Given data =
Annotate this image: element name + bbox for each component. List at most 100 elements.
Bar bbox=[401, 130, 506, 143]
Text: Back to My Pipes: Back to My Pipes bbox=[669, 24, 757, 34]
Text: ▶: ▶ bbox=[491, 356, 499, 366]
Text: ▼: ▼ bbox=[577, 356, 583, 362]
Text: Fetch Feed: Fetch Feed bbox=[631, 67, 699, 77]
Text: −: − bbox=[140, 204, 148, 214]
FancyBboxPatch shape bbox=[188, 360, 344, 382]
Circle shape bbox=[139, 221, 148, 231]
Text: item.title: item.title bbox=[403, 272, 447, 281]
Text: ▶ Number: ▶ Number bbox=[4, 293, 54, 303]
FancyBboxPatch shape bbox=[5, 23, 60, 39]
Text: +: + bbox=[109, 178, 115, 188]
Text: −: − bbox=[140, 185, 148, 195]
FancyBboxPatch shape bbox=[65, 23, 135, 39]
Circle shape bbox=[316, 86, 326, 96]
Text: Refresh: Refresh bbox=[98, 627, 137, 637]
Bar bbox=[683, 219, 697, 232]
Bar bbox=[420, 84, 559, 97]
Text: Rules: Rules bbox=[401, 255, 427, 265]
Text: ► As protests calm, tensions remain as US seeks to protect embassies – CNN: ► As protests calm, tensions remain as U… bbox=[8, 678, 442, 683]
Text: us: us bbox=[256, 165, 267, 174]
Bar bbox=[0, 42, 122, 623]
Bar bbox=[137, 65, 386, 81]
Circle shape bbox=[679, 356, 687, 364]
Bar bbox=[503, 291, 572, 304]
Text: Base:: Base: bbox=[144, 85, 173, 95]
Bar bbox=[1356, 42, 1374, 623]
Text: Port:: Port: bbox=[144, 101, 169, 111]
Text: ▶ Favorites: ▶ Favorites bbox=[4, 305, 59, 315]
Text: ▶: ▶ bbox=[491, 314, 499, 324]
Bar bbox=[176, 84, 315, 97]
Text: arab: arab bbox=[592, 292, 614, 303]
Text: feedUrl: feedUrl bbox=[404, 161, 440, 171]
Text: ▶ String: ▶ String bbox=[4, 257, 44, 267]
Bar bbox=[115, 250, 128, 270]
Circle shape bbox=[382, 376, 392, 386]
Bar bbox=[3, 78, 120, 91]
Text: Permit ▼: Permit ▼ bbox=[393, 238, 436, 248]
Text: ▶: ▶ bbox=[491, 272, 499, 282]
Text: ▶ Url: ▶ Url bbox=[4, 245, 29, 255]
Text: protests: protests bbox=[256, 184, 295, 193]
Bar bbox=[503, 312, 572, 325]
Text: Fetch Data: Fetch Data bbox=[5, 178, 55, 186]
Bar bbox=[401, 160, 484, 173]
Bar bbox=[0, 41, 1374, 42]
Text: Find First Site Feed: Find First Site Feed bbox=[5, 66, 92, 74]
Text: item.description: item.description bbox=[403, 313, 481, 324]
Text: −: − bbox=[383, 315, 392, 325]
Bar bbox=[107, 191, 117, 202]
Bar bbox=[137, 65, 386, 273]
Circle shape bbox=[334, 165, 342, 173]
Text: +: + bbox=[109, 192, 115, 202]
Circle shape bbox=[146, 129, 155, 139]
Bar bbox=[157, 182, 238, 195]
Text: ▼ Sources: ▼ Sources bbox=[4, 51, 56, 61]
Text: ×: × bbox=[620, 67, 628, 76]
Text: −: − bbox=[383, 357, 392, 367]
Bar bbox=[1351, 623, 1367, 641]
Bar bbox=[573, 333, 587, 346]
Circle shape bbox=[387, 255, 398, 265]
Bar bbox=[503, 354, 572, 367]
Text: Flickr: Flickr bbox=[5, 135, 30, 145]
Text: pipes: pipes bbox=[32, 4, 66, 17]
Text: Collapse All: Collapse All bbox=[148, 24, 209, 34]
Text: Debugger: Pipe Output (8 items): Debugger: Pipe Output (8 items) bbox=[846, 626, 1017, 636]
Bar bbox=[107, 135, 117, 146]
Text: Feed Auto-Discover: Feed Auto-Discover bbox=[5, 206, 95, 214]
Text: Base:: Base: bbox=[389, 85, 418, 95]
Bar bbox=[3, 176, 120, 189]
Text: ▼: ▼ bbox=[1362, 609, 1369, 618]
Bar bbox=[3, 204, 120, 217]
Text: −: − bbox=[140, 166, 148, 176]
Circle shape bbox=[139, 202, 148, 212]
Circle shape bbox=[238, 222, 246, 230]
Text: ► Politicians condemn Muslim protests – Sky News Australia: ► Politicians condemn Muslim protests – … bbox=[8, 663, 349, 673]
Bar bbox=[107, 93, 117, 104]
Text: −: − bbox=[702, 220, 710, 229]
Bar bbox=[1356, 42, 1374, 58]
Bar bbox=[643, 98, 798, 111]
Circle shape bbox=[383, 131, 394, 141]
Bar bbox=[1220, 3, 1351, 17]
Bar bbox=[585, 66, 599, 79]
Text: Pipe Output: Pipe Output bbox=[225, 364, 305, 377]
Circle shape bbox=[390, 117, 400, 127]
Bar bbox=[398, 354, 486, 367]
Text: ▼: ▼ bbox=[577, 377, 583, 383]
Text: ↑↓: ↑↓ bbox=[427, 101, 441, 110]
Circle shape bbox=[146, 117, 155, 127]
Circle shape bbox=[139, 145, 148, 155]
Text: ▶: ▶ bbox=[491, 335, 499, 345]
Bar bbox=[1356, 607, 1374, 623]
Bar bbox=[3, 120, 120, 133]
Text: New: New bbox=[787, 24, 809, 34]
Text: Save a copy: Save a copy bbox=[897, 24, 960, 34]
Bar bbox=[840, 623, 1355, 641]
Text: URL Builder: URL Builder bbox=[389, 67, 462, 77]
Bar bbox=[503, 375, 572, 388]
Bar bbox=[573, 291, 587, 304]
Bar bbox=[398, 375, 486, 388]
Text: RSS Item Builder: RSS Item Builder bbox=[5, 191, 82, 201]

To be done = In the lines from the first one through the line containing "Text: ▼: ▼ bbox=[577, 356, 583, 362]", switch every "Pipes" to "Projects" and give those lines again with nothing else changed.

Task answer =
Annotate this image: element name + bbox for each component. List at most 100 elements.
Bar bbox=[401, 130, 506, 143]
Text: Back to My Projects: Back to My Projects bbox=[669, 24, 757, 34]
Text: ▶: ▶ bbox=[491, 356, 499, 366]
Text: ▼: ▼ bbox=[577, 356, 583, 362]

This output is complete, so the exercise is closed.